*取り組む課題:*
1: スケーリングについての文章によると、歯石はプラークが唾液中のどのような成分と結びついてできるものか答えよ。
2: スケーリングについての文章の続きを、最後の文の直後から書け。

*提供テキスト:*
★ ★ ★

スケーリングとは
こんにちは。埼玉県草加市谷塚にある“谷塚藤波歯科医院”院長で、日本歯周病学会専門医の藤波弘州です。
このブログをお読み頂いている方の中には、歯科医院を受診されて歯周病と診断を受けた方もいらっしゃるかもしれません。治療が開始されるとまず、ブラッシング指導とスケーリングという治療が行われたのではないかと思います。ブラッシング指導とスケーリングは,歯周病治療の基本となるような治療内容になります。ブラッシング指導は文字通りご自身で行う歯ブラシに対して、適切な磨き方をお伝えし,適切な歯ブラシを行うことでプラークの除去を日常行って頂けるようにするものです。では“スケーリング”とはどんなものなのでしょうか?
今回は“スケーリング”はどのような治療なのか?そして何を目的として行う治療なのか?をお話ししたいと思います。
なぜスケーリングを行うのか?
歯周病は大きく分けると「歯肉炎」と「歯周炎」に分けられます。「歯肉炎」は歯肉のみに炎症が限られているもの,「歯周炎」は歯肉からセメント質,歯根膜や歯槽骨などの歯周組織に炎症が及んでしまったものです。
一般的には,主原因である細菌性プラークと呼ばれる細菌の塊が長期間にわたり歯茎に対して持続的な刺激を加えることが必要です。そしてプラークが唾液中のカルシウムやリンなどの成分と結びつき石のように固くなり,歯の表面に強く沈着したものが歯石と呼ばれます。その歯石は表面が凸凹しているため,細菌の住処となりやすく,歯周病の原因となってしまいます。そのため,歯石の除去を行うことが非常に重要になります。その治療法がスケーリングなのです。

★ ★ ★

*元データ:*
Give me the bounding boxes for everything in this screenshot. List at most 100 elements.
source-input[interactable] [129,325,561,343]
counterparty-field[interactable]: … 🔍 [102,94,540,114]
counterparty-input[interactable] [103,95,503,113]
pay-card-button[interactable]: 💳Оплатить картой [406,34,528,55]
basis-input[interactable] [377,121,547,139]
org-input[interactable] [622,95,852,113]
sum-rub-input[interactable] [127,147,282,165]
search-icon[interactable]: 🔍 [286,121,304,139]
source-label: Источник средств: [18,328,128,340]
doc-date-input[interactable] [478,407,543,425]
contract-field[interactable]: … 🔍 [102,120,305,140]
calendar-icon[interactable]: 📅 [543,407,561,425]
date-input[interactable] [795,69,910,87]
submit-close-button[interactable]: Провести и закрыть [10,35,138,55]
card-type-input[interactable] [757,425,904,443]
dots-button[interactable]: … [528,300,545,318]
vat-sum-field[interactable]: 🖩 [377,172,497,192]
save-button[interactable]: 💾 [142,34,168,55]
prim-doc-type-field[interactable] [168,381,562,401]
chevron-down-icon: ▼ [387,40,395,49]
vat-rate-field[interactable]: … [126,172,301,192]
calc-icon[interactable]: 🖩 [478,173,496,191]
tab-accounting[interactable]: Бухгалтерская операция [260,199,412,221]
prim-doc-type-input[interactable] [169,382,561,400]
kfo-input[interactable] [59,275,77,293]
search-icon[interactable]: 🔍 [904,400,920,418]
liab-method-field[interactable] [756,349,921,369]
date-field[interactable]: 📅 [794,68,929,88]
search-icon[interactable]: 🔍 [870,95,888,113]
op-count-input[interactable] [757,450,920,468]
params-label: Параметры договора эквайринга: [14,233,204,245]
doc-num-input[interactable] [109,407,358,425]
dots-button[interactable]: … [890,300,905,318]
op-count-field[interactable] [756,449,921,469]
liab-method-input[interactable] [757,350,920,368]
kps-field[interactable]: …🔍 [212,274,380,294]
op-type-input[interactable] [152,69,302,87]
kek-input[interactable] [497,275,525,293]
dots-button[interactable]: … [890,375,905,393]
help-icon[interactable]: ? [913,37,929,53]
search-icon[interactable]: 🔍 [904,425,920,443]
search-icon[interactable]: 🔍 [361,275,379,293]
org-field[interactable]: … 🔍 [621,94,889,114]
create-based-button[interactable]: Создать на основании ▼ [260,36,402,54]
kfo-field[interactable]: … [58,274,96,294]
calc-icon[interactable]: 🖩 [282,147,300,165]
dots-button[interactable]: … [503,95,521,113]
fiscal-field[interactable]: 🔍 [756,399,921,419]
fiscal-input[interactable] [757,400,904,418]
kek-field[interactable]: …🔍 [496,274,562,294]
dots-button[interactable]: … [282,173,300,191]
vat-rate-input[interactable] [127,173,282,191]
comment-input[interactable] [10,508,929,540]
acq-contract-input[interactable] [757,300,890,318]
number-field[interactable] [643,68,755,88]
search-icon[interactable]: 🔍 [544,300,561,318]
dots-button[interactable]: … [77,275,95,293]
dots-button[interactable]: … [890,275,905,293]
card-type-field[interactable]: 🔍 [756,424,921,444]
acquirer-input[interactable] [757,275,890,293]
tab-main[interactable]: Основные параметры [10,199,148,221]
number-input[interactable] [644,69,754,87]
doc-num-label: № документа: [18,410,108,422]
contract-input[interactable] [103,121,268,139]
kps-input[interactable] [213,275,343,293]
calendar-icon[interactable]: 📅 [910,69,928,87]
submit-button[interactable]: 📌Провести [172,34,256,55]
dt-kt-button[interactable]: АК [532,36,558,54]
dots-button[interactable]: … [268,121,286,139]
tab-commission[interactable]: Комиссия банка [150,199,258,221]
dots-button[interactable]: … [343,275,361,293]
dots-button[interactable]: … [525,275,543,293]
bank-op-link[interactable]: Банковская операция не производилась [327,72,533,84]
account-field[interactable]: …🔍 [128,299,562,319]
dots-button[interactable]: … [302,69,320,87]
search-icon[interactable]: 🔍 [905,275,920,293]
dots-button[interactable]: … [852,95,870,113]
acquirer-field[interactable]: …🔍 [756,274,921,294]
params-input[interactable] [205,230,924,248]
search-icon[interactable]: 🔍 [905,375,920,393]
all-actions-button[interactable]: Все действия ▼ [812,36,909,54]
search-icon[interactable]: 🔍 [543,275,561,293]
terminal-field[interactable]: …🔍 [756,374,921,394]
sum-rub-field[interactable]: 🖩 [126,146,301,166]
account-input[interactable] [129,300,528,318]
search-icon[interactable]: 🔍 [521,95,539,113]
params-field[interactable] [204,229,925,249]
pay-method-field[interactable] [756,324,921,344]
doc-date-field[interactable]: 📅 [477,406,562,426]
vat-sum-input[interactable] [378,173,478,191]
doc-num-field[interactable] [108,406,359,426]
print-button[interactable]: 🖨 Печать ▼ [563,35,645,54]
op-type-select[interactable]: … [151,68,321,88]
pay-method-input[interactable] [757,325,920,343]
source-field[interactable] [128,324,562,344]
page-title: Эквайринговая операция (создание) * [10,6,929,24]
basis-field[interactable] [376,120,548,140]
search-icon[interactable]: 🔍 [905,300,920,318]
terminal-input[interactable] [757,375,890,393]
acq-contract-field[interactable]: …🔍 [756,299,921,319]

★ ★ ★

*課題の解答:*
1: カルシウムやリンなどの成分と結びついてできるものです。

2:
スケーリングとは
スケーリングは,歯周治療のなかでプラークコントロールとともにきわめて重要な処置となります。そして歯周基本治療の時だけでなく,歯周外科治療,サポーティブペリオドンタルセラピー(SPT)でも行われます。
スケーリングとは,歯に付着した歯肉縁上および歯肉縁下の細菌性プラーク,歯石,その他の沈着物を色々なスケーラーと呼ばれる道具を使用して,機械的に除去することです。スケーリングの目的はこの細菌性プラークが多量に付着してしまう原因を除去し,歯科医師や患者さんご自身が細菌性プラークを除去しやすい環境を作っていくことです。
スケーリングに使用する器具
歯石は非常に固く,ブラッシングで除去することはできません。歯科医院で使用している特殊な器具は必要となります。歯肉縁上歯石を除去する際には主にシックルタイプを用います。
手用スケーラー
手用スケーラーには鎌型(シックルタイプ)スケーラー,鋭匙型(キュレットタイプ)スケーラー等があります。
音波スケーラー,超音波スケーラー
音波スケーラーならびに超音波スケーラーを利用して細菌性プラーク,歯石,その他沈着物を機械的に除去します。従来は,歯肉縁上歯石を短期間で効果的に除去できるため,歯茎の上の歯石除去に使用されていました。最近は,スケーラーのチップの改善により,歯茎の中のスケーリングも行うことが可能となりました。また,歯石の除去を行いたい部位に合わせたチップを使用することで高い歯石除去効果が得られることも報告されています。
また手用スケーラーと比較しても同じくらいの効果が得られると言われています。
スケーリング後に見られる症状
スケーリングを行うと,歯根面に付いている歯石,沈着物や感染歯質を除去すると,処置後,一時的に象牙質知覚過敏が生じる場合があります。これは歯の根の周りを覆っていた歯石を取り除くことで,歯の根が口の中に露出することで一時的に知覚過敏の状態になることがあります。
また歯石が存在していたことで,歯周病が進行した状態になり,歯茎や歯槽骨に炎症が起きてしまい,歯を支える骨が溶けてしまいます。その歯石を除去することで腫れている歯茎が引き締まり健康な歯茎の状態になると,歯茎の下にある歯槽骨は少なくなってしまっているため,歯の根が露出することでも同様の知覚過敏が起こることがあります。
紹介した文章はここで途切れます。